§ **YOUR GOAL**
Gather all lines with the word "plant" in them.

§ **RECORDS SUPPLIED**
###
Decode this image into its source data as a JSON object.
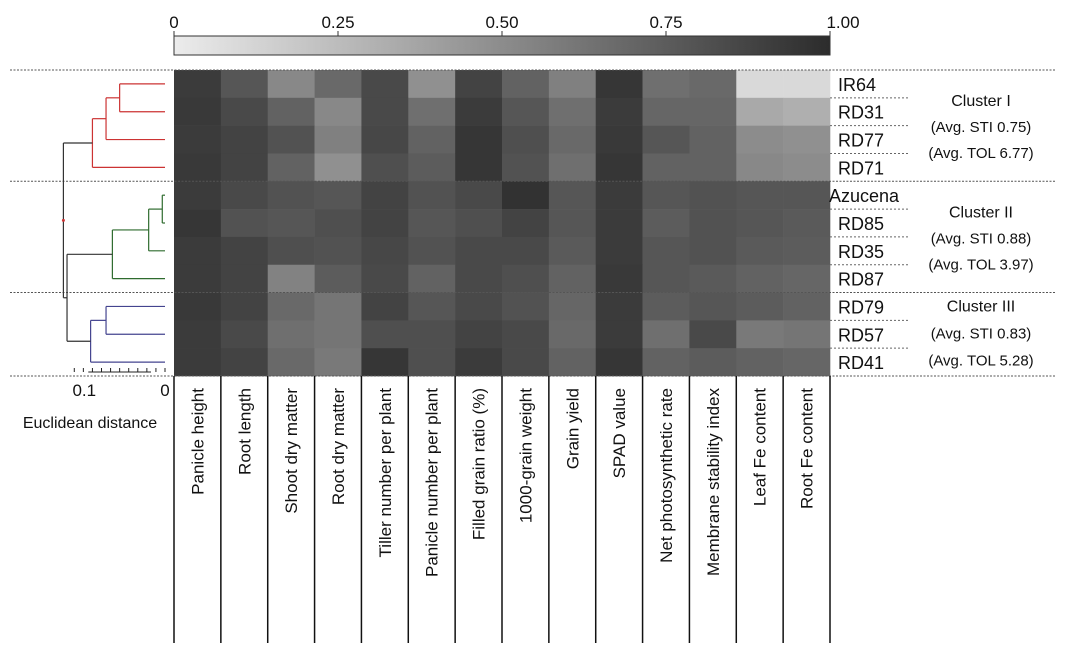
{
  "chart_data": {
    "type": "heatmap",
    "title": "",
    "color_scale": {
      "ticks": [
        "0",
        "0.25",
        "0.50",
        "0.75",
        "1.00"
      ],
      "range": [
        0,
        1
      ],
      "colors": [
        "#ececec",
        "#2c2c2c"
      ]
    },
    "columns": [
      "Panicle height",
      "Root length",
      "Shoot dry matter",
      "Root dry matter",
      "Tiller number per plant",
      "Panicle number per plant",
      "Filled grain ratio (%)",
      "1000-grain weight",
      "Grain yield",
      "SPAD value",
      "Net photosynthetic rate",
      "Membrane stability index",
      "Leaf Fe content",
      "Root Fe content"
    ],
    "rows": [
      "IR64",
      "RD31",
      "RD77",
      "RD71",
      "Azucena",
      "RD85",
      "RD35",
      "RD87",
      "RD79",
      "RD57",
      "RD41"
    ],
    "values": [
      [
        0.92,
        0.78,
        0.52,
        0.68,
        0.85,
        0.48,
        0.88,
        0.72,
        0.56,
        0.95,
        0.65,
        0.68,
        0.1,
        0.1
      ],
      [
        0.93,
        0.85,
        0.72,
        0.52,
        0.85,
        0.65,
        0.92,
        0.78,
        0.65,
        0.92,
        0.7,
        0.7,
        0.35,
        0.32
      ],
      [
        0.92,
        0.88,
        0.8,
        0.56,
        0.86,
        0.72,
        0.95,
        0.82,
        0.68,
        0.93,
        0.78,
        0.72,
        0.5,
        0.48
      ],
      [
        0.93,
        0.88,
        0.72,
        0.48,
        0.82,
        0.75,
        0.95,
        0.8,
        0.65,
        0.95,
        0.72,
        0.72,
        0.52,
        0.5
      ],
      [
        0.92,
        0.85,
        0.8,
        0.78,
        0.88,
        0.8,
        0.85,
        0.97,
        0.78,
        0.92,
        0.78,
        0.8,
        0.78,
        0.78
      ],
      [
        0.95,
        0.8,
        0.78,
        0.82,
        0.88,
        0.78,
        0.82,
        0.88,
        0.78,
        0.92,
        0.75,
        0.8,
        0.78,
        0.76
      ],
      [
        0.92,
        0.88,
        0.82,
        0.8,
        0.86,
        0.8,
        0.85,
        0.85,
        0.76,
        0.92,
        0.78,
        0.8,
        0.76,
        0.75
      ],
      [
        0.92,
        0.88,
        0.55,
        0.75,
        0.85,
        0.72,
        0.85,
        0.82,
        0.72,
        0.93,
        0.78,
        0.76,
        0.72,
        0.7
      ],
      [
        0.93,
        0.88,
        0.68,
        0.62,
        0.88,
        0.78,
        0.85,
        0.8,
        0.7,
        0.92,
        0.75,
        0.78,
        0.75,
        0.72
      ],
      [
        0.92,
        0.85,
        0.65,
        0.62,
        0.82,
        0.82,
        0.88,
        0.85,
        0.68,
        0.92,
        0.65,
        0.85,
        0.6,
        0.62
      ],
      [
        0.92,
        0.88,
        0.68,
        0.6,
        0.95,
        0.82,
        0.92,
        0.85,
        0.72,
        0.95,
        0.72,
        0.75,
        0.72,
        0.7
      ]
    ],
    "row_clusters": [
      {
        "label": "Cluster I",
        "stats": [
          "(Avg. STI 0.75)",
          "(Avg. TOL 6.77)"
        ],
        "color": "#cc3333",
        "rows": [
          "IR64",
          "RD31",
          "RD77",
          "RD71"
        ]
      },
      {
        "label": "Cluster II",
        "stats": [
          "(Avg. STI 0.88)",
          "(Avg. TOL 3.97)"
        ],
        "color": "#2e6b2e",
        "rows": [
          "Azucena",
          "RD85",
          "RD35",
          "RD87"
        ]
      },
      {
        "label": "Cluster III",
        "stats": [
          "(Avg. STI 0.83)",
          "(Avg. TOL 5.28)"
        ],
        "color": "#44448f",
        "rows": [
          "RD79",
          "RD57",
          "RD41"
        ]
      }
    ],
    "dendrogram": {
      "axis_label": "Euclidean distance",
      "tick_labels": [
        "0",
        "0.1"
      ],
      "range": [
        0,
        0.14
      ]
    },
    "grid": false
  }
}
###
§ **EXERCISE SOLUTION**
      "Tiller number per plant",
      "Panicle number per plant",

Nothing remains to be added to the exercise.